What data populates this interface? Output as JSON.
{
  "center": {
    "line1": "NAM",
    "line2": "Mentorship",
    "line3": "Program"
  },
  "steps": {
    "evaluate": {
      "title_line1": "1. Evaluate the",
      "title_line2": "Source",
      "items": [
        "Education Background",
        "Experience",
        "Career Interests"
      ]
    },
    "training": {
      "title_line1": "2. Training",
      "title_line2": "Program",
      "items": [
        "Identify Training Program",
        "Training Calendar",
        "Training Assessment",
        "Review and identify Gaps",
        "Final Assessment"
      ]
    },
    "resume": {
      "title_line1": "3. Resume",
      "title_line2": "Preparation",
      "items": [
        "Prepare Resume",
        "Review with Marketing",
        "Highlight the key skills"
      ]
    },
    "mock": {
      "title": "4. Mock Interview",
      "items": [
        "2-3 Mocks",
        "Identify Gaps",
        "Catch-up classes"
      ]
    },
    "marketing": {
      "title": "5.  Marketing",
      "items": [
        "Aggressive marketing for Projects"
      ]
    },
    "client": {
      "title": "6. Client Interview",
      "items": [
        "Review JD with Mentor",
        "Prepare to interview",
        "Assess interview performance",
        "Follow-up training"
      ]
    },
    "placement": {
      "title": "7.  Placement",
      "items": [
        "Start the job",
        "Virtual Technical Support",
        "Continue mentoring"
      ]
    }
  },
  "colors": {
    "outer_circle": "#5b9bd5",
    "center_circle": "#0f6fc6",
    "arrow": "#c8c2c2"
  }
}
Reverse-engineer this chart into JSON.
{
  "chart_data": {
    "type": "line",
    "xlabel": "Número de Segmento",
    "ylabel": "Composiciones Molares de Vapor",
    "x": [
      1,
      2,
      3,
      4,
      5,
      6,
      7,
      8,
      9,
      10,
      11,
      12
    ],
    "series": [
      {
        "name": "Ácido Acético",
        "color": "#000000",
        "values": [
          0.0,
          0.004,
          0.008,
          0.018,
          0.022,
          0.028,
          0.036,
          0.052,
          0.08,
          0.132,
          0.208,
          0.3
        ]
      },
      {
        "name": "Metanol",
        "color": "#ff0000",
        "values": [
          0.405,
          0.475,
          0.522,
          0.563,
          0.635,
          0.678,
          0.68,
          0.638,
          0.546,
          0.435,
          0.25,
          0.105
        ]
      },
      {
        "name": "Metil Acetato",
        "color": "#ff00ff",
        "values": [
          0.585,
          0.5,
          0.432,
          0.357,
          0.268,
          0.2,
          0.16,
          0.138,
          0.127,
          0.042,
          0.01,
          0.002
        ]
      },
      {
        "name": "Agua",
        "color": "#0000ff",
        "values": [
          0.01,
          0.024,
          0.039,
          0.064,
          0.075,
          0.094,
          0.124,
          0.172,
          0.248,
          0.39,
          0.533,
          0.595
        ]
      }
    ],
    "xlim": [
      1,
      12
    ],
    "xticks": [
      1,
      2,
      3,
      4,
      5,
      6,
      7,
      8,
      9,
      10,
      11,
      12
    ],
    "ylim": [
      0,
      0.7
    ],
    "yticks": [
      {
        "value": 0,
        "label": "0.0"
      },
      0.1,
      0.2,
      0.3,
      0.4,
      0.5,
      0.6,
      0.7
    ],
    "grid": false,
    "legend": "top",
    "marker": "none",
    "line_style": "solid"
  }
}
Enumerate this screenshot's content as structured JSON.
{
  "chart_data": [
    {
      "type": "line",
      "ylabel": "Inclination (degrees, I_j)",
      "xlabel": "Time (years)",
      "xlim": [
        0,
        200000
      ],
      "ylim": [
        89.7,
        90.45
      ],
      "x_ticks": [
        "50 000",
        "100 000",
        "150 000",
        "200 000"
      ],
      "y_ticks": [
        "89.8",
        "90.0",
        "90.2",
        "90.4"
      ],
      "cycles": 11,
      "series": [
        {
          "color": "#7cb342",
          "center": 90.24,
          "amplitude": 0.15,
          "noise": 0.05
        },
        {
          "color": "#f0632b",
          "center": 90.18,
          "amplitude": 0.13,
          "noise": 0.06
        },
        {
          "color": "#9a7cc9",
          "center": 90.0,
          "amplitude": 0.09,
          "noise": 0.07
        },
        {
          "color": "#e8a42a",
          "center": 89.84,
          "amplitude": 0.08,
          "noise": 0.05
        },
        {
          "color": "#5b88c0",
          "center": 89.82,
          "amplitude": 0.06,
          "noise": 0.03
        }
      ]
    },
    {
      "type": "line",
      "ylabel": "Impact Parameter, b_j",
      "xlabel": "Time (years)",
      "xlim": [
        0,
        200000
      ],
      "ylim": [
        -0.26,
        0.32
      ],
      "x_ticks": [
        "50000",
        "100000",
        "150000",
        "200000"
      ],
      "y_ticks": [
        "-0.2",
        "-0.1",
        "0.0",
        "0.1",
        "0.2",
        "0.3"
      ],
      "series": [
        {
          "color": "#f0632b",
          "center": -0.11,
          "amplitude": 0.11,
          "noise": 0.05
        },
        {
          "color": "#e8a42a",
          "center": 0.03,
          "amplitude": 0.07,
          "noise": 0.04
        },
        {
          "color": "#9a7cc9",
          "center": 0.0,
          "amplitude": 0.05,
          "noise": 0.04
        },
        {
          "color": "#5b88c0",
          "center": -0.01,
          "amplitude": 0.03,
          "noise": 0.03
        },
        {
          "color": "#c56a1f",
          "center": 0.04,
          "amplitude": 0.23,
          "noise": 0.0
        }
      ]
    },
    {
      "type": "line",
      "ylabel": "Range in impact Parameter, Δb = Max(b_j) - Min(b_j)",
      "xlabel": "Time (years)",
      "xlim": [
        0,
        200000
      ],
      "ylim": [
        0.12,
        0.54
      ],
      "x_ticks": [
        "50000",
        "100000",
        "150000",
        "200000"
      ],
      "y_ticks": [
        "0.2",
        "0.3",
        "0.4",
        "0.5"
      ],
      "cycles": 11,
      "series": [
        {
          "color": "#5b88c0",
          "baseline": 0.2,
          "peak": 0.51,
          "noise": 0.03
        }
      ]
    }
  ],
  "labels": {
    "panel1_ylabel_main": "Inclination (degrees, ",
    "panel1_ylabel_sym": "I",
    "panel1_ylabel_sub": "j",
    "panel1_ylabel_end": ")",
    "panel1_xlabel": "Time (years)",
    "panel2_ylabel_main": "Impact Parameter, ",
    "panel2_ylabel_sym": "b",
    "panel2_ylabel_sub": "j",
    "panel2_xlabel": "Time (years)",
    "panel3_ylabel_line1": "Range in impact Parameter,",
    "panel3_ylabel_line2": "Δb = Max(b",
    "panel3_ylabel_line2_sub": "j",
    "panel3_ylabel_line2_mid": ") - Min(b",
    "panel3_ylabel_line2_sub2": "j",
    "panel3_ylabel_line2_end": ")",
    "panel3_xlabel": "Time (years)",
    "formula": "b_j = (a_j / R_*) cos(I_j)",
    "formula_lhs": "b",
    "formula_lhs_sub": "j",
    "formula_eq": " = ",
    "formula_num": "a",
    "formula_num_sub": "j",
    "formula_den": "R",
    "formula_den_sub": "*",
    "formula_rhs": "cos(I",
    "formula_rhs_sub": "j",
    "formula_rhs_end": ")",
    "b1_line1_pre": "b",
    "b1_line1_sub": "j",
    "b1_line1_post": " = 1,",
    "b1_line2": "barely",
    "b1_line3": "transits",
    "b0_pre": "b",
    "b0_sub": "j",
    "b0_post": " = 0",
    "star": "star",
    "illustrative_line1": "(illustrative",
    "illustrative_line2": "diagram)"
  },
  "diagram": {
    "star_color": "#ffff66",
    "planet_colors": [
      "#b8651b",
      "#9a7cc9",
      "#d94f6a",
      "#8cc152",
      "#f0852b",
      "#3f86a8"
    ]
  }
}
+ + +
Restate the data above word for word, please.

What data populates this interface? Output as JSON.
{
  "center": {
    "line1": "NAM",
    "line2": "Mentorship",
    "line3": "Program"
  },
  "steps": {
    "evaluate": {
      "title_line1": "1. Evaluate the",
      "title_line2": "Source",
      "items": [
        "Education Background",
        "Experience",
        "Career Interests"
      ]
    },
    "training": {
      "title_line1": "2. Training",
      "title_line2": "Program",
      "items": [
        "Identify Training Program",
        "Training Calendar",
        "Training Assessment",
        "Review and identify Gaps",
        "Final Assessment"
      ]
    },
    "resume": {
      "title_line1": "3. Resume",
      "title_line2": "Preparation",
      "items": [
        "Prepare Resume",
        "Review with Marketing",
        "Highlight the key skills"
      ]
    },
    "mock": {
      "title": "4. Mock Interview",
      "items": [
        "2-3 Mocks",
        "Identify Gaps",
        "Catch-up classes"
      ]
    },
    "marketing": {
      "title": "5.  Marketing",
      "items": [
        "Aggressive marketing for Projects"
      ]
    },
    "client": {
      "title": "6. Client Interview",
      "items": [
        "Review JD with Mentor",
        "Prepare to interview",
        "Assess interview performance",
        "Follow-up training"
      ]
    },
    "placement": {
      "title": "7.  Placement",
      "items": [
        "Start the job",
        "Virtual Technical Support",
        "Continue mentoring"
      ]
    }
  },
  "colors": {
    "outer_circle": "#5b9bd5",
    "center_circle": "#0f6fc6",
    "arrow": "#c8c2c2"
  }
}
Reverse-engineer this chart into JSON.
{
  "chart_data": {
    "type": "line",
    "xlabel": "Número de Segmento",
    "ylabel": "Composiciones Molares de Vapor",
    "x": [
      1,
      2,
      3,
      4,
      5,
      6,
      7,
      8,
      9,
      10,
      11,
      12
    ],
    "series": [
      {
        "name": "Ácido Acético",
        "color": "#000000",
        "values": [
          0.0,
          0.004,
          0.008,
          0.018,
          0.022,
          0.028,
          0.036,
          0.052,
          0.08,
          0.132,
          0.208,
          0.3
        ]
      },
      {
        "name": "Metanol",
        "color": "#ff0000",
        "values": [
          0.405,
          0.475,
          0.522,
          0.563,
          0.635,
          0.678,
          0.68,
          0.638,
          0.546,
          0.435,
          0.25,
          0.105
        ]
      },
      {
        "name": "Metil Acetato",
        "color": "#ff00ff",
        "values": [
          0.585,
          0.5,
          0.432,
          0.357,
          0.268,
          0.2,
          0.16,
          0.138,
          0.127,
          0.042,
          0.01,
          0.002
        ]
      },
      {
        "name": "Agua",
        "color": "#0000ff",
        "values": [
          0.01,
          0.024,
          0.039,
          0.064,
          0.075,
          0.094,
          0.124,
          0.172,
          0.248,
          0.39,
          0.533,
          0.595
        ]
      }
    ],
    "xlim": [
      1,
      12
    ],
    "xticks": [
      1,
      2,
      3,
      4,
      5,
      6,
      7,
      8,
      9,
      10,
      11,
      12
    ],
    "ylim": [
      0,
      0.7
    ],
    "yticks": [
      {
        "value": 0,
        "label": "0.0"
      },
      0.1,
      0.2,
      0.3,
      0.4,
      0.5,
      0.6,
      0.7
    ],
    "grid": false,
    "legend": "top",
    "marker": "none",
    "line_style": "solid"
  }
}
Enumerate this screenshot's content as structured JSON.
{
  "chart_data": [
    {
      "type": "line",
      "ylabel": "Inclination (degrees, I_j)",
      "xlabel": "Time (years)",
      "xlim": [
        0,
        200000
      ],
      "ylim": [
        89.7,
        90.45
      ],
      "x_ticks": [
        "50 000",
        "100 000",
        "150 000",
        "200 000"
      ],
      "y_ticks": [
        "89.8",
        "90.0",
        "90.2",
        "90.4"
      ],
      "cycles": 11,
      "series": [
        {
          "color": "#7cb342",
          "center": 90.24,
          "amplitude": 0.15,
          "noise": 0.05
        },
        {
          "color": "#f0632b",
          "center": 90.18,
          "amplitude": 0.13,
          "noise": 0.06
        },
        {
          "color": "#9a7cc9",
          "center": 90.0,
          "amplitude": 0.09,
          "noise": 0.07
        },
        {
          "color": "#e8a42a",
          "center": 89.84,
          "amplitude": 0.08,
          "noise": 0.05
        },
        {
          "color": "#5b88c0",
          "center": 89.82,
          "amplitude": 0.06,
          "noise": 0.03
        }
      ]
    },
    {
      "type": "line",
      "ylabel": "Impact Parameter, b_j",
      "xlabel": "Time (years)",
      "xlim": [
        0,
        200000
      ],
      "ylim": [
        -0.26,
        0.32
      ],
      "x_ticks": [
        "50000",
        "100000",
        "150000",
        "200000"
      ],
      "y_ticks": [
        "-0.2",
        "-0.1",
        "0.0",
        "0.1",
        "0.2",
        "0.3"
      ],
      "series": [
        {
          "color": "#f0632b",
          "center": -0.11,
          "amplitude": 0.11,
          "noise": 0.05
        },
        {
          "color": "#e8a42a",
          "center": 0.03,
          "amplitude": 0.07,
          "noise": 0.04
        },
        {
          "color": "#9a7cc9",
          "center": 0.0,
          "amplitude": 0.05,
          "noise": 0.04
        },
        {
          "color": "#5b88c0",
          "center": -0.01,
          "amplitude": 0.03,
          "noise": 0.03
        },
        {
          "color": "#c56a1f",
          "center": 0.04,
          "amplitude": 0.23,
          "noise": 0.0
        }
      ]
    },
    {
      "type": "line",
      "ylabel": "Range in impact Parameter, Δb = Max(b_j) - Min(b_j)",
      "xlabel": "Time (years)",
      "xlim": [
        0,
        200000
      ],
      "ylim": [
        0.12,
        0.54
      ],
      "x_ticks": [
        "50000",
        "100000",
        "150000",
        "200000"
      ],
      "y_ticks": [
        "0.2",
        "0.3",
        "0.4",
        "0.5"
      ],
      "cycles": 11,
      "series": [
        {
          "color": "#5b88c0",
          "baseline": 0.2,
          "peak": 0.51,
          "noise": 0.03
        }
      ]
    }
  ],
  "labels": {
    "panel1_ylabel_main": "Inclination (degrees, ",
    "panel1_ylabel_sym": "I",
    "panel1_ylabel_sub": "j",
    "panel1_ylabel_end": ")",
    "panel1_xlabel": "Time (years)",
    "panel2_ylabel_main": "Impact Parameter, ",
    "panel2_ylabel_sym": "b",
    "panel2_ylabel_sub": "j",
    "panel2_xlabel": "Time (years)",
    "panel3_ylabel_line1": "Range in impact Parameter,",
    "panel3_ylabel_line2": "Δb = Max(b",
    "panel3_ylabel_line2_sub": "j",
    "panel3_ylabel_line2_mid": ") - Min(b",
    "panel3_ylabel_line2_sub2": "j",
    "panel3_ylabel_line2_end": ")",
    "panel3_xlabel": "Time (years)",
    "formula": "b_j = (a_j / R_*) cos(I_j)",
    "formula_lhs": "b",
    "formula_lhs_sub": "j",
    "formula_eq": " = ",
    "formula_num": "a",
    "formula_num_sub": "j",
    "formula_den": "R",
    "formula_den_sub": "*",
    "formula_rhs": "cos(I",
    "formula_rhs_sub": "j",
    "formula_rhs_end": ")",
    "b1_line1_pre": "b",
    "b1_line1_sub": "j",
    "b1_line1_post": " = 1,",
    "b1_line2": "barely",
    "b1_line3": "transits",
    "b0_pre": "b",
    "b0_sub": "j",
    "b0_post": " = 0",
    "star": "star",
    "illustrative_line1": "(illustrative",
    "illustrative_line2": "diagram)"
  },
  "diagram": {
    "star_color": "#ffff66",
    "planet_colors": [
      "#b8651b",
      "#9a7cc9",
      "#d94f6a",
      "#8cc152",
      "#f0852b",
      "#3f86a8"
    ]
  }
}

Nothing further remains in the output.